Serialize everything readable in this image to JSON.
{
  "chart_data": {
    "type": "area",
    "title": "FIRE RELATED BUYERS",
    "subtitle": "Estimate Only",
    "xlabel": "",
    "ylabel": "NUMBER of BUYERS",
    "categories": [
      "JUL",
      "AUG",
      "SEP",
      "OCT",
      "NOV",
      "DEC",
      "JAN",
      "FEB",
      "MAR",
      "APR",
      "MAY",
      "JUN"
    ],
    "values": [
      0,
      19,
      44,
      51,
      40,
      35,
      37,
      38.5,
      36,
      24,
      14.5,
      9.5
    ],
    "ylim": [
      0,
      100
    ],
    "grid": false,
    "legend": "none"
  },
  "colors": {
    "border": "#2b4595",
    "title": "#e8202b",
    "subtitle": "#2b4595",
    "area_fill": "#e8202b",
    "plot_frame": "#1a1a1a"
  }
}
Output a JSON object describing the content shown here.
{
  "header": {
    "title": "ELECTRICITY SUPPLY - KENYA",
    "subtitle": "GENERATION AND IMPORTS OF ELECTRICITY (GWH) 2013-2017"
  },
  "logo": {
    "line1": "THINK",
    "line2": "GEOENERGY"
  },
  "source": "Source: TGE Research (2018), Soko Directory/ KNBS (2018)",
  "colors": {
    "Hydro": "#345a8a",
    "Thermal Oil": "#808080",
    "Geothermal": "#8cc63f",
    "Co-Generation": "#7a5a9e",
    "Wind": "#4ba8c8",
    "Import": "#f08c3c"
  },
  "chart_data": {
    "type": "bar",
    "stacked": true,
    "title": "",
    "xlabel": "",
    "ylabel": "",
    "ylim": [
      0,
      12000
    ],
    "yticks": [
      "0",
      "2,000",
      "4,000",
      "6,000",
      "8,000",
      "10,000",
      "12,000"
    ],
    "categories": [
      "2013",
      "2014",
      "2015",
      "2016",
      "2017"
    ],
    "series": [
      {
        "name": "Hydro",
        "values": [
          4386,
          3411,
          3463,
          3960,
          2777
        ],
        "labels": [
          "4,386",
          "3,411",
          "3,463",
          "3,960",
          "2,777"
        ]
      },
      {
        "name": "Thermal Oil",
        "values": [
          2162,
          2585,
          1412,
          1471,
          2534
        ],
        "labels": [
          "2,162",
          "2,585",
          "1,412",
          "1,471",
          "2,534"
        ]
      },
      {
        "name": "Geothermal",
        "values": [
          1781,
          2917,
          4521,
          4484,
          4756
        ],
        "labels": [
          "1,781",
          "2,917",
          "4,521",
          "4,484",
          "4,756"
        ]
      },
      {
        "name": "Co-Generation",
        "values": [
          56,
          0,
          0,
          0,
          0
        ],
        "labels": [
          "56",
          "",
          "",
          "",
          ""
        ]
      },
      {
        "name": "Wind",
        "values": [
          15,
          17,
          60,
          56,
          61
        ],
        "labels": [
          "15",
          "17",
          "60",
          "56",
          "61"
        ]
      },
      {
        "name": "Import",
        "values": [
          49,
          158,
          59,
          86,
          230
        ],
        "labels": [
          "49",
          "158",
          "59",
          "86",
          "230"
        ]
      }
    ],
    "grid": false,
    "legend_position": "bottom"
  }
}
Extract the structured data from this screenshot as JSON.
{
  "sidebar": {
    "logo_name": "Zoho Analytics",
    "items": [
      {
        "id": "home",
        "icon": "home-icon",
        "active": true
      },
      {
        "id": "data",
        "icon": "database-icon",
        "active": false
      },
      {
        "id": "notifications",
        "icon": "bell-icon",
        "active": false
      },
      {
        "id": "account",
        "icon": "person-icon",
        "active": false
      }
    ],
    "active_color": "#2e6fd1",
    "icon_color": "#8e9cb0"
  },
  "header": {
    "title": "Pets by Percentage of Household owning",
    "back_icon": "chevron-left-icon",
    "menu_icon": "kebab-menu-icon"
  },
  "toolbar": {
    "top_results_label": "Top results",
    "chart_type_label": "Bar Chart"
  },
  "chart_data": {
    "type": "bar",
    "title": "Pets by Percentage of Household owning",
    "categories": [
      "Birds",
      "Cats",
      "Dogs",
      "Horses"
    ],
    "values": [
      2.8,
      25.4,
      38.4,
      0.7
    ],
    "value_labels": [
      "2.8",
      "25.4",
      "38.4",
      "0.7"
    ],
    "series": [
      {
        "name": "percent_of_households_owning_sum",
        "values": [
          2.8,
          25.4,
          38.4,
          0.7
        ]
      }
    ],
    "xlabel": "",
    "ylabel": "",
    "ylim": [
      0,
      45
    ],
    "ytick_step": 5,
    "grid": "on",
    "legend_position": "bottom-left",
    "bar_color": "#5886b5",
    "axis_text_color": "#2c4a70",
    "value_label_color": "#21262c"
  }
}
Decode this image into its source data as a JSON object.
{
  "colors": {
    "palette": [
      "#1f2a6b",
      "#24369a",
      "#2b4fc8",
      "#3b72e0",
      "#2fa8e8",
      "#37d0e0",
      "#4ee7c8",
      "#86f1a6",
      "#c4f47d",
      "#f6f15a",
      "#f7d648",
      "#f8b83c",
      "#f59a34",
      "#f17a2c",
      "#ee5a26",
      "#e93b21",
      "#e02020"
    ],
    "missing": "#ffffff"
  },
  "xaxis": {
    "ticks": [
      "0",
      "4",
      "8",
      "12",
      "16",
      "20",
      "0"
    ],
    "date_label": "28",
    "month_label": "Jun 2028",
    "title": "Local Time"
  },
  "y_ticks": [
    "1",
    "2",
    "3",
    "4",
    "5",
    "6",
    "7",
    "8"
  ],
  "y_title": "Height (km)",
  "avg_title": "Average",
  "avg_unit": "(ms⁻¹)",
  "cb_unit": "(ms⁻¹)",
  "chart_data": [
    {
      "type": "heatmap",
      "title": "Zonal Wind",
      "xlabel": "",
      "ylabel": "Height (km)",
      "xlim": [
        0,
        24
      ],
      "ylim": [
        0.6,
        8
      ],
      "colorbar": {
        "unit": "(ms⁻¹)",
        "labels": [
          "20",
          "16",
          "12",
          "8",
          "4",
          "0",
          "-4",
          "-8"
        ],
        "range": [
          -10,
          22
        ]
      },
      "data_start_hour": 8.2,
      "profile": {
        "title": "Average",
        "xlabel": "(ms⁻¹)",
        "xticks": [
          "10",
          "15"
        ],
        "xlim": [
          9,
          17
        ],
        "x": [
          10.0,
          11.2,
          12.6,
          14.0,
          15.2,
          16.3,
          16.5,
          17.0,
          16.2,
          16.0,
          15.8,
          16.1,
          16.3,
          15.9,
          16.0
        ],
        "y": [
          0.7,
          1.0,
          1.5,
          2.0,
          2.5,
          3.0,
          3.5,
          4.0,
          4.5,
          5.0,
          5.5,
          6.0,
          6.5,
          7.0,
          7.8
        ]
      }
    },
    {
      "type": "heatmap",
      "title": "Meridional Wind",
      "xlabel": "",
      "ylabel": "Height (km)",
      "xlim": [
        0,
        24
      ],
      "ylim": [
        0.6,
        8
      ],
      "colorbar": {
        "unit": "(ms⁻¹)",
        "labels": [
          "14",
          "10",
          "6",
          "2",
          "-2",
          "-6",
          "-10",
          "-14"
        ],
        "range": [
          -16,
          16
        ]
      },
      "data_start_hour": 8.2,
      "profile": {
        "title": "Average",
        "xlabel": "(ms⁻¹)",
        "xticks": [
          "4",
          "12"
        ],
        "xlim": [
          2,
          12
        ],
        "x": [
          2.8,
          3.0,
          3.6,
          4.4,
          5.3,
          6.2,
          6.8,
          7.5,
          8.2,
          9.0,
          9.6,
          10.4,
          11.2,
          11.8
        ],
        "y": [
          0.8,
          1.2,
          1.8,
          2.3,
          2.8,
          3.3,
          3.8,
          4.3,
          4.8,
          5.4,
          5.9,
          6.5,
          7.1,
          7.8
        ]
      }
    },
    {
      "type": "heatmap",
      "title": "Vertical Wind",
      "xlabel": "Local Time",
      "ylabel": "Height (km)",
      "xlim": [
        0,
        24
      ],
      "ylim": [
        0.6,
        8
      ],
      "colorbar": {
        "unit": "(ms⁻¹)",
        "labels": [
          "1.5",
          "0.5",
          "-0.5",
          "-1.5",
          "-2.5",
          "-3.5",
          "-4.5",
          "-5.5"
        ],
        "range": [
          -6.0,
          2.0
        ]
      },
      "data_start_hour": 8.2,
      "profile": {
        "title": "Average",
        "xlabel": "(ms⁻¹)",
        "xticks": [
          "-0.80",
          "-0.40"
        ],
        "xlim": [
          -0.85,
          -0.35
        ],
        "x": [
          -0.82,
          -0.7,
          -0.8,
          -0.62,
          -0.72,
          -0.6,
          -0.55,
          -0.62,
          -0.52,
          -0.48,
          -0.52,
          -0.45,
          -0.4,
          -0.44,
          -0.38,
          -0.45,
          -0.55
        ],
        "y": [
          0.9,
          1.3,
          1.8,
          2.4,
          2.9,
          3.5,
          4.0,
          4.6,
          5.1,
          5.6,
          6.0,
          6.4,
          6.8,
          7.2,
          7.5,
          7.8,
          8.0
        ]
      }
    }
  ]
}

What you will do: Search the data above for the word "bottom", then gather each line in which it appears.

Answer for this exercise:
    "legend_position": "bottom"
    "legend_position": "bottom-left",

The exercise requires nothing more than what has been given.